(Stored entries)
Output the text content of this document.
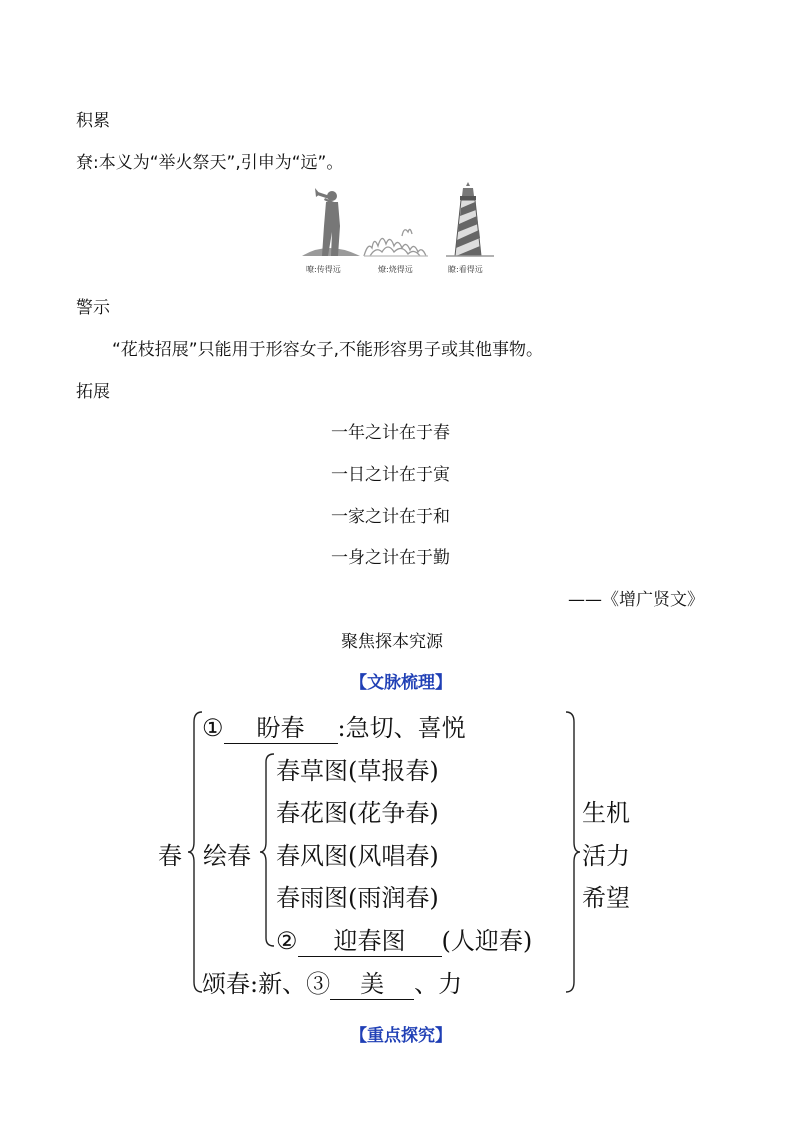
积累
尞:本义为“举火祭天”,引申为“远”。
嘹:传得远	燎:烧得远	瞭:看得远
警示
“花枝招展”只能用于形容女子,不能形容男子或其他事物。
拓展
一年之计在于春
一日之计在于寅
一家之计在于和
一身之计在于勤
——《增广贤文》
聚焦探本究源
【文脉梳理】
春
① 盼春 :急切、喜悦
绘春
春草图(草报春)
春花图(花争春)
春风图(风唱春)
春雨图(雨润春)
② 迎春图 (人迎春)
颂春:新、③ 美 、力
生机
活力
希望
【重点探究】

Problem to solve | Your copy should match the records word for word, with the pictures removed.

Full solution |
Output the text content of this document.
积累
尞:本义为“举火祭天”,引申为“远”。
嘹:传得远	燎:烧得远	瞭:看得远
警示
“花枝招展”只能用于形容女子,不能形容男子或其他事物。
拓展
一年之计在于春
一日之计在于寅
一家之计在于和
一身之计在于勤
——《增广贤文》
聚焦探本究源
【文脉梳理】
春
① 盼春 :急切、喜悦
绘春
春草图(草报春)
春花图(花争春)
春风图(风唱春)
春雨图(雨润春)
② 迎春图 (人迎春)
颂春:新、③ 美 、力
生机
活力
希望
【重点探究】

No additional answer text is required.